====== MATERIAL ======

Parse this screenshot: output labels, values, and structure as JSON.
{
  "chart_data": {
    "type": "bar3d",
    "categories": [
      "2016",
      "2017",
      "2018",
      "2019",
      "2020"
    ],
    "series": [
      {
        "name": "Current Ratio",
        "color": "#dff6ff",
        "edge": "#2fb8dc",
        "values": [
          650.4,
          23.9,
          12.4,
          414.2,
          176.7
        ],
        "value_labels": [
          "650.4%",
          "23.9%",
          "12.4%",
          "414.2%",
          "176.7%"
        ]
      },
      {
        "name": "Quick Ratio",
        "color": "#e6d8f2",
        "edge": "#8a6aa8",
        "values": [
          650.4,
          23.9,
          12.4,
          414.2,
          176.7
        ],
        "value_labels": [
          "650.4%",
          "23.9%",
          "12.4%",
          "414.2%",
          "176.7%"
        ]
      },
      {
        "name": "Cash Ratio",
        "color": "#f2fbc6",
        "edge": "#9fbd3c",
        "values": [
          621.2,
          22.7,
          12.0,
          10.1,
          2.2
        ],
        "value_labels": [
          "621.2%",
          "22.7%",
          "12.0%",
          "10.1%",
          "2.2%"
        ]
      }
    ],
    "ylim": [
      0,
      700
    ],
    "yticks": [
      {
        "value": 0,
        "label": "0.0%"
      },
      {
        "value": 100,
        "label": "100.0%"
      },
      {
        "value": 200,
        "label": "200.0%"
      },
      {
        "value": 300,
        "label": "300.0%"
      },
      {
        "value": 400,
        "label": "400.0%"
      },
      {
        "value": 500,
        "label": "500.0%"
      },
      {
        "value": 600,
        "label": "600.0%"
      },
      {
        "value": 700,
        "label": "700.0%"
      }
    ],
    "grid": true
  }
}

======

EXERCISE TASK: Show every line in the entries where the string "name" occurs.

SOLUTION TO THE EXERCISE:
        "name": "Current Ratio",
        "name": "Quick Ratio",
        "name": "Cash Ratio",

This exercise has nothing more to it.